Set exercise:
Reproduce every line of the material below word for word, with nothing changed.

Data in this exercise:

::::

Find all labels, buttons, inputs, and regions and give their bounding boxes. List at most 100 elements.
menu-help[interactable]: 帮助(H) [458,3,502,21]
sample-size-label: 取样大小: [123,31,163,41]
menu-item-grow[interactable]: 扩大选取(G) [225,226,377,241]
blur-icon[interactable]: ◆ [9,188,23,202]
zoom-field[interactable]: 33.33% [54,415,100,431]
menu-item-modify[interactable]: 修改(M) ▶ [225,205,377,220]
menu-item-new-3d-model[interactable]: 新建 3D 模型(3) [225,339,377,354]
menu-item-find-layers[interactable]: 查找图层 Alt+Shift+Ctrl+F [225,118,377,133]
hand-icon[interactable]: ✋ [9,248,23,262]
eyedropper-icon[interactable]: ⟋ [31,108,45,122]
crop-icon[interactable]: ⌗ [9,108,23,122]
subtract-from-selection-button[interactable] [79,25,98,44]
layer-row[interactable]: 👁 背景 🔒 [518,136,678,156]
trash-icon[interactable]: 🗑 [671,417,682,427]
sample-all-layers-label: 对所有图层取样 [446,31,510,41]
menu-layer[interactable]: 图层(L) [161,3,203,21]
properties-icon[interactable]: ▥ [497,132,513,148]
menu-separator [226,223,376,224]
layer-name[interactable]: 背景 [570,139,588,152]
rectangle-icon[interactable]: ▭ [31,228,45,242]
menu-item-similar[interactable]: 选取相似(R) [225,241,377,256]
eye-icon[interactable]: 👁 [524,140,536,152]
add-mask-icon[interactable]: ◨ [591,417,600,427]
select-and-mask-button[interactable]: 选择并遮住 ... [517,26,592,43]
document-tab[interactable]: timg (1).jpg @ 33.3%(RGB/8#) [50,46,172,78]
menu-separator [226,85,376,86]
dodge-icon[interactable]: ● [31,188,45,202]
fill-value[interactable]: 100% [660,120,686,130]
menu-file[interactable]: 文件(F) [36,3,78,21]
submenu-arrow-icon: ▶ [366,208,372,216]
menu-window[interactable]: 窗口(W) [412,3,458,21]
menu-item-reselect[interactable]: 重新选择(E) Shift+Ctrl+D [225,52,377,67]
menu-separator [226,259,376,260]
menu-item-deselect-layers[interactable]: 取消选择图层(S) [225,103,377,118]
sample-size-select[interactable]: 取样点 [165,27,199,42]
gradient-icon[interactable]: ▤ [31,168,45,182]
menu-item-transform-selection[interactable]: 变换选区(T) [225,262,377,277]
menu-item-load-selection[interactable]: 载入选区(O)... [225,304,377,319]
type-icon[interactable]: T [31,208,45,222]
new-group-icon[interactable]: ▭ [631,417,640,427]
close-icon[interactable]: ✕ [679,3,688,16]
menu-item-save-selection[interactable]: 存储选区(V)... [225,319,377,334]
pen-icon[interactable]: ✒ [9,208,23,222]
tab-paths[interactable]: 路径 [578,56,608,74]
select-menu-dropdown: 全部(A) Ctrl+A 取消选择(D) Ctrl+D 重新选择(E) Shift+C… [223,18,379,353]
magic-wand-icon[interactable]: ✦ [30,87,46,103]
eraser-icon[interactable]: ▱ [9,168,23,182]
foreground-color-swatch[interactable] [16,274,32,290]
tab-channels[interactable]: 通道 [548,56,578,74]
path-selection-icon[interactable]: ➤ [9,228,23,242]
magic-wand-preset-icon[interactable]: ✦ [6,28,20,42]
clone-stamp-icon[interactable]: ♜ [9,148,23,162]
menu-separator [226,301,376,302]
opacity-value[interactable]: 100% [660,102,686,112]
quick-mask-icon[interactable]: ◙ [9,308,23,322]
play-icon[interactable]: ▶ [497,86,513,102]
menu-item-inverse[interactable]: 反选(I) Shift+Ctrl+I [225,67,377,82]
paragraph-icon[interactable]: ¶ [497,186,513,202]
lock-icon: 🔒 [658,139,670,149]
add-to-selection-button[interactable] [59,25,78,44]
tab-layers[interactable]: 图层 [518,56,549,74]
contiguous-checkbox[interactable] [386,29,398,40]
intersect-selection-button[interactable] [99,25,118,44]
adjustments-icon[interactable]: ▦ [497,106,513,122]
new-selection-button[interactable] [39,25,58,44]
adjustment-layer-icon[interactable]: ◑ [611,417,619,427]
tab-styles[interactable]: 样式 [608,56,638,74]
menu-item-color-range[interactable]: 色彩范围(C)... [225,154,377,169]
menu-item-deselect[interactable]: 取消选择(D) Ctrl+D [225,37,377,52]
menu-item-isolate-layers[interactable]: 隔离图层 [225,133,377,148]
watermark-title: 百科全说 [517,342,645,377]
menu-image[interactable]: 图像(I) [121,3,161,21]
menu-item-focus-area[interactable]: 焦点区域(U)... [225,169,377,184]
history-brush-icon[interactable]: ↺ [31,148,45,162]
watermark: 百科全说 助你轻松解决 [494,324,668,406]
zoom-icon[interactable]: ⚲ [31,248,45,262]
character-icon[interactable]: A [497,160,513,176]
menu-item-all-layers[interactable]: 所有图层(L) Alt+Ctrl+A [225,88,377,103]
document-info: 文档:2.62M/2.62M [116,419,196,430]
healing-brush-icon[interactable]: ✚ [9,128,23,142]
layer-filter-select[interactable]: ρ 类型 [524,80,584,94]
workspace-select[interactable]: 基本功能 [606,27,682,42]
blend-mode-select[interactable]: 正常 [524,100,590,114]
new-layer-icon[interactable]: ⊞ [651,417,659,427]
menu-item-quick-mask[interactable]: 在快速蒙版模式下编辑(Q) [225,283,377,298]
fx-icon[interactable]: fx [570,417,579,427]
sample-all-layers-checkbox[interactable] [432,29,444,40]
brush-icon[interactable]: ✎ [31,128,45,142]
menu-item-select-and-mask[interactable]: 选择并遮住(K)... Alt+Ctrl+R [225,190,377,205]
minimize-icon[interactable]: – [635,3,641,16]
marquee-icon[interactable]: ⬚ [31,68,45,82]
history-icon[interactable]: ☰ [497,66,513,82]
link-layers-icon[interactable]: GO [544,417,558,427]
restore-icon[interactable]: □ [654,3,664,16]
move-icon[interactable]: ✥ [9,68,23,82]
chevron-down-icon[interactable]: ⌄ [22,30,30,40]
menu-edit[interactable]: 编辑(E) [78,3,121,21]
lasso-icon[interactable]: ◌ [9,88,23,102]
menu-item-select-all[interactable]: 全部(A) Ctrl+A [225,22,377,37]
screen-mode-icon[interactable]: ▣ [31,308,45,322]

::::

Task result:
Find all labels, buttons, inputs, and regions and give their bounding boxes. List at most 100 elements.
menu-help[interactable]: 帮助(H) [458,3,502,21]
sample-size-label: 取样大小: [123,31,163,41]
menu-item-grow[interactable]: 扩大选取(G) [225,226,377,241]
blur-icon[interactable]: ◆ [9,188,23,202]
zoom-field[interactable]: 33.33% [54,415,100,431]
menu-item-modify[interactable]: 修改(M) ▶ [225,205,377,220]
menu-item-new-3d-model[interactable]: 新建 3D 模型(3) [225,339,377,354]
menu-item-find-layers[interactable]: 查找图层 Alt+Shift+Ctrl+F [225,118,377,133]
hand-icon[interactable]: ✋ [9,248,23,262]
eyedropper-icon[interactable]: ⟋ [31,108,45,122]
crop-icon[interactable]: ⌗ [9,108,23,122]
subtract-from-selection-button[interactable] [79,25,98,44]
layer-row[interactable]: 👁 背景 🔒 [518,136,678,156]
trash-icon[interactable]: 🗑 [671,417,682,427]
sample-all-layers-label: 对所有图层取样 [446,31,510,41]
menu-layer[interactable]: 图层(L) [161,3,203,21]
properties-icon[interactable]: ▥ [497,132,513,148]
menu-separator [226,223,376,224]
layer-name[interactable]: 背景 [570,139,588,152]
rectangle-icon[interactable]: ▭ [31,228,45,242]
menu-item-similar[interactable]: 选取相似(R) [225,241,377,256]
eye-icon[interactable]: 👁 [524,140,536,152]
add-mask-icon[interactable]: ◨ [591,417,600,427]
select-and-mask-button[interactable]: 选择并遮住 ... [517,26,592,43]
document-tab[interactable]: timg (1).jpg @ 33.3%(RGB/8#) [50,46,172,78]
menu-separator [226,85,376,86]
dodge-icon[interactable]: ● [31,188,45,202]
fill-value[interactable]: 100% [660,120,686,130]
menu-file[interactable]: 文件(F) [36,3,78,21]
submenu-arrow-icon: ▶ [366,208,372,216]
menu-window[interactable]: 窗口(W) [412,3,458,21]
menu-item-reselect[interactable]: 重新选择(E) Shift+Ctrl+D [225,52,377,67]
menu-separator [226,259,376,260]
menu-item-deselect-layers[interactable]: 取消选择图层(S) [225,103,377,118]
sample-size-select[interactable]: 取样点 [165,27,199,42]
gradient-icon[interactable]: ▤ [31,168,45,182]
menu-item-transform-selection[interactable]: 变换选区(T) [225,262,377,277]
menu-item-load-selection[interactable]: 载入选区(O)... [225,304,377,319]
type-icon[interactable]: T [31,208,45,222]
new-group-icon[interactable]: ▭ [631,417,640,427]
close-icon[interactable]: ✕ [679,3,688,16]
menu-item-save-selection[interactable]: 存储选区(V)... [225,319,377,334]
pen-icon[interactable]: ✒ [9,208,23,222]
tab-paths[interactable]: 路径 [578,56,608,74]
select-menu-dropdown: 全部(A) Ctrl+A 取消选择(D) Ctrl+D 重新选择(E) Shift+C… [223,18,379,353]
magic-wand-icon[interactable]: ✦ [30,87,46,103]
eraser-icon[interactable]: ▱ [9,168,23,182]
foreground-color-swatch[interactable] [16,274,32,290]
tab-channels[interactable]: 通道 [548,56,578,74]
path-selection-icon[interactable]: ➤ [9,228,23,242]
magic-wand-preset-icon[interactable]: ✦ [6,28,20,42]
clone-stamp-icon[interactable]: ♜ [9,148,23,162]
menu-separator [226,301,376,302]
opacity-value[interactable]: 100% [660,102,686,112]
quick-mask-icon[interactable]: ◙ [9,308,23,322]
play-icon[interactable]: ▶ [497,86,513,102]
menu-item-inverse[interactable]: 反选(I) Shift+Ctrl+I [225,67,377,82]
paragraph-icon[interactable]: ¶ [497,186,513,202]
lock-icon: 🔒 [658,139,670,149]
add-to-selection-button[interactable] [59,25,78,44]
tab-layers[interactable]: 图层 [518,56,549,74]
contiguous-checkbox[interactable] [386,29,398,40]
intersect-selection-button[interactable] [99,25,118,44]
adjustments-icon[interactable]: ▦ [497,106,513,122]
new-selection-button[interactable] [39,25,58,44]
adjustment-layer-icon[interactable]: ◑ [611,417,619,427]
tab-styles[interactable]: 样式 [608,56,638,74]
menu-item-color-range[interactable]: 色彩范围(C)... [225,154,377,169]
menu-item-deselect[interactable]: 取消选择(D) Ctrl+D [225,37,377,52]
menu-item-isolate-layers[interactable]: 隔离图层 [225,133,377,148]
watermark-title: 百科全说 [517,342,645,377]
menu-image[interactable]: 图像(I) [121,3,161,21]
menu-item-focus-area[interactable]: 焦点区域(U)... [225,169,377,184]
history-brush-icon[interactable]: ↺ [31,148,45,162]
watermark: 百科全说 助你轻松解决 [494,324,668,406]
zoom-icon[interactable]: ⚲ [31,248,45,262]
character-icon[interactable]: A [497,160,513,176]
menu-item-all-layers[interactable]: 所有图层(L) Alt+Ctrl+A [225,88,377,103]
document-info: 文档:2.62M/2.62M [116,419,196,430]
healing-brush-icon[interactable]: ✚ [9,128,23,142]
layer-filter-select[interactable]: ρ 类型 [524,80,584,94]
workspace-select[interactable]: 基本功能 [606,27,682,42]
blend-mode-select[interactable]: 正常 [524,100,590,114]
new-layer-icon[interactable]: ⊞ [651,417,659,427]
menu-item-quick-mask[interactable]: 在快速蒙版模式下编辑(Q) [225,283,377,298]
fx-icon[interactable]: fx [570,417,579,427]
sample-all-layers-checkbox[interactable] [432,29,444,40]
brush-icon[interactable]: ✎ [31,128,45,142]
menu-item-select-and-mask[interactable]: 选择并遮住(K)... Alt+Ctrl+R [225,190,377,205]
minimize-icon[interactable]: – [635,3,641,16]
marquee-icon[interactable]: ⬚ [31,68,45,82]
history-icon[interactable]: ☰ [497,66,513,82]
link-layers-icon[interactable]: GO [544,417,558,427]
restore-icon[interactable]: □ [654,3,664,16]
move-icon[interactable]: ✥ [9,68,23,82]
chevron-down-icon[interactable]: ⌄ [22,30,30,40]
menu-edit[interactable]: 编辑(E) [78,3,121,21]
lasso-icon[interactable]: ◌ [9,88,23,102]
menu-item-select-all[interactable]: 全部(A) Ctrl+A [225,22,377,37]
screen-mode-icon[interactable]: ▣ [31,308,45,322]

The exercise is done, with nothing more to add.